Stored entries
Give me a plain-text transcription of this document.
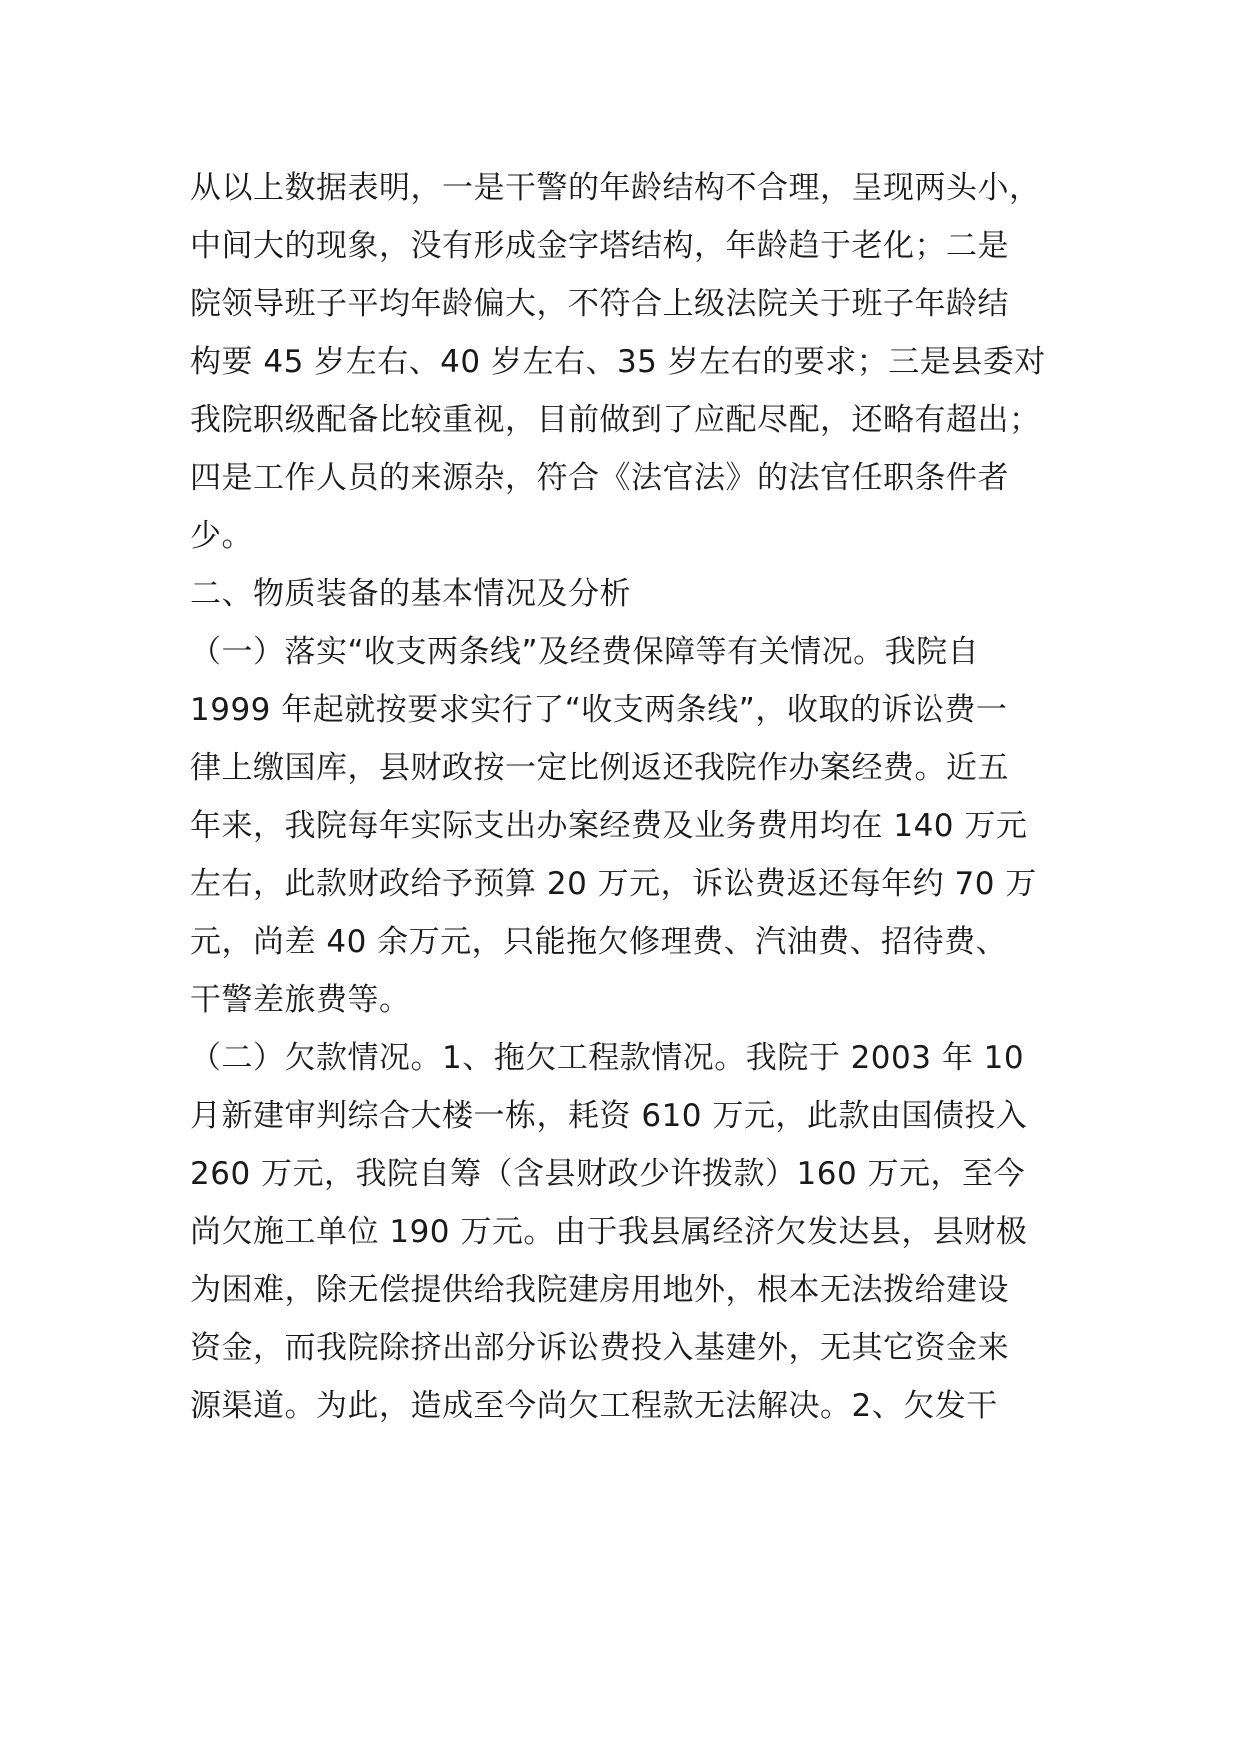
从以上数据表明，一是干警的年龄结构不合理，呈现两头小，
中间大的现象，没有形成金字塔结构，年龄趋于老化；二是
院领导班子平均年龄偏大，不符合上级法院关于班子年龄结
构要 45 岁左右、40 岁左右、35 岁左右的要求；三是县委对
我院职级配备比较重视，目前做到了应配尽配，还略有超出；
四是工作人员的来源杂，符合《法官法》的法官任职条件者
少。
二、物质装备的基本情况及分析
（一）落实“收支两条线”及经费保障等有关情况。我院自
1999 年起就按要求实行了“收支两条线”，收取的诉讼费一
律上缴国库，县财政按一定比例返还我院作办案经费。近五
年来，我院每年实际支出办案经费及业务费用均在 140 万元
左右，此款财政给予预算 20 万元，诉讼费返还每年约 70 万
元，尚差 40 余万元，只能拖欠修理费、汽油费、招待费、
干警差旅费等。
（二）欠款情况。1、拖欠工程款情况。我院于 2003 年 10
月新建审判综合大楼一栋，耗资 610 万元，此款由国债投入
260 万元，我院自筹（含县财政少许拨款）160 万元，至今
尚欠施工单位 190 万元。由于我县属经济欠发达县，县财极
为困难，除无偿提供给我院建房用地外，根本无法拨给建设
资金，而我院除挤出部分诉讼费投入基建外，无其它资金来
源渠道。为此，造成至今尚欠工程款无法解决。2、欠发干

(AIM): Set every line down exactly as written, leaving each picture out.

(ANSWER TO THIS TASK):
Give me a plain-text transcription of this document.
从以上数据表明，一是干警的年龄结构不合理，呈现两头小，
中间大的现象，没有形成金字塔结构，年龄趋于老化；二是
院领导班子平均年龄偏大，不符合上级法院关于班子年龄结
构要 45 岁左右、40 岁左右、35 岁左右的要求；三是县委对
我院职级配备比较重视，目前做到了应配尽配，还略有超出；
四是工作人员的来源杂，符合《法官法》的法官任职条件者
少。
二、物质装备的基本情况及分析
（一）落实“收支两条线”及经费保障等有关情况。我院自
1999 年起就按要求实行了“收支两条线”，收取的诉讼费一
律上缴国库，县财政按一定比例返还我院作办案经费。近五
年来，我院每年实际支出办案经费及业务费用均在 140 万元
左右，此款财政给予预算 20 万元，诉讼费返还每年约 70 万
元，尚差 40 余万元，只能拖欠修理费、汽油费、招待费、
干警差旅费等。
（二）欠款情况。1、拖欠工程款情况。我院于 2003 年 10
月新建审判综合大楼一栋，耗资 610 万元，此款由国债投入
260 万元，我院自筹（含县财政少许拨款）160 万元，至今
尚欠施工单位 190 万元。由于我县属经济欠发达县，县财极
为困难，除无偿提供给我院建房用地外，根本无法拨给建设
资金，而我院除挤出部分诉讼费投入基建外，无其它资金来
源渠道。为此，造成至今尚欠工程款无法解决。2、欠发干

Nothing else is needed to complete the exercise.